◆ THE INPUT:
_ _ _
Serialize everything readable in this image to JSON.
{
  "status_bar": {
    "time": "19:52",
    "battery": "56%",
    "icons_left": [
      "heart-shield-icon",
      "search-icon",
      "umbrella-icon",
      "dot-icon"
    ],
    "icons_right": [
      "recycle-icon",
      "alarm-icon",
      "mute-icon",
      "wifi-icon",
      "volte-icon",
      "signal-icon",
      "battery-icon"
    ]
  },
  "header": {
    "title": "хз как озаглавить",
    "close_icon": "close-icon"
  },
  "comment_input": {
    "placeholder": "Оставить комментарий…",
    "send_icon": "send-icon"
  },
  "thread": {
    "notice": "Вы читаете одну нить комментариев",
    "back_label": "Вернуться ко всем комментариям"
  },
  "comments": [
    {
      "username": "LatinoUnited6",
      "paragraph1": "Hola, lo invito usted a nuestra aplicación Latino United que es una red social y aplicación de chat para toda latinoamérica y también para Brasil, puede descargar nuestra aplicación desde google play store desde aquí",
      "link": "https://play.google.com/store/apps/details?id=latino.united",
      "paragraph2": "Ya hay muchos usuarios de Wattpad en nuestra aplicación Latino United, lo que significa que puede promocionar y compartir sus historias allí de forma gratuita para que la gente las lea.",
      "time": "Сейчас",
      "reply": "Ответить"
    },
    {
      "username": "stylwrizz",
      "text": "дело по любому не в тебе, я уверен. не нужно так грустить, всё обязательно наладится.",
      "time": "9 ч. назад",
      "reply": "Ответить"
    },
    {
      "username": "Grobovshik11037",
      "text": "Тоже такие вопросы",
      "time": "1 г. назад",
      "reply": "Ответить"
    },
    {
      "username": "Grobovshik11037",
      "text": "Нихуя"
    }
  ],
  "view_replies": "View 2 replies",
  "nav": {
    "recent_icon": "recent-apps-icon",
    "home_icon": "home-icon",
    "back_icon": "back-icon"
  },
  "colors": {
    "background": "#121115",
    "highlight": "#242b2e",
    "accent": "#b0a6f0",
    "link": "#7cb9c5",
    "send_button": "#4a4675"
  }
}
_ _ _
◆ EXERCISE BRIEF:
Return the full listing, character for character.

◆ RESPONSE BELOW:
Serialize everything readable in this image to JSON.
{
  "status_bar": {
    "time": "19:52",
    "battery": "56%",
    "icons_left": [
      "heart-shield-icon",
      "search-icon",
      "umbrella-icon",
      "dot-icon"
    ],
    "icons_right": [
      "recycle-icon",
      "alarm-icon",
      "mute-icon",
      "wifi-icon",
      "volte-icon",
      "signal-icon",
      "battery-icon"
    ]
  },
  "header": {
    "title": "хз как озаглавить",
    "close_icon": "close-icon"
  },
  "comment_input": {
    "placeholder": "Оставить комментарий…",
    "send_icon": "send-icon"
  },
  "thread": {
    "notice": "Вы читаете одну нить комментариев",
    "back_label": "Вернуться ко всем комментариям"
  },
  "comments": [
    {
      "username": "LatinoUnited6",
      "paragraph1": "Hola, lo invito usted a nuestra aplicación Latino United que es una red social y aplicación de chat para toda latinoamérica y también para Brasil, puede descargar nuestra aplicación desde google play store desde aquí",
      "link": "https://play.google.com/store/apps/details?id=latino.united",
      "paragraph2": "Ya hay muchos usuarios de Wattpad en nuestra aplicación Latino United, lo que significa que puede promocionar y compartir sus historias allí de forma gratuita para que la gente las lea.",
      "time": "Сейчас",
      "reply": "Ответить"
    },
    {
      "username": "stylwrizz",
      "text": "дело по любому не в тебе, я уверен. не нужно так грустить, всё обязательно наладится.",
      "time": "9 ч. назад",
      "reply": "Ответить"
    },
    {
      "username": "Grobovshik11037",
      "text": "Тоже такие вопросы",
      "time": "1 г. назад",
      "reply": "Ответить"
    },
    {
      "username": "Grobovshik11037",
      "text": "Нихуя"
    }
  ],
  "view_replies": "View 2 replies",
  "nav": {
    "recent_icon": "recent-apps-icon",
    "home_icon": "home-icon",
    "back_icon": "back-icon"
  },
  "colors": {
    "background": "#121115",
    "highlight": "#242b2e",
    "accent": "#b0a6f0",
    "link": "#7cb9c5",
    "send_button": "#4a4675"
  }
}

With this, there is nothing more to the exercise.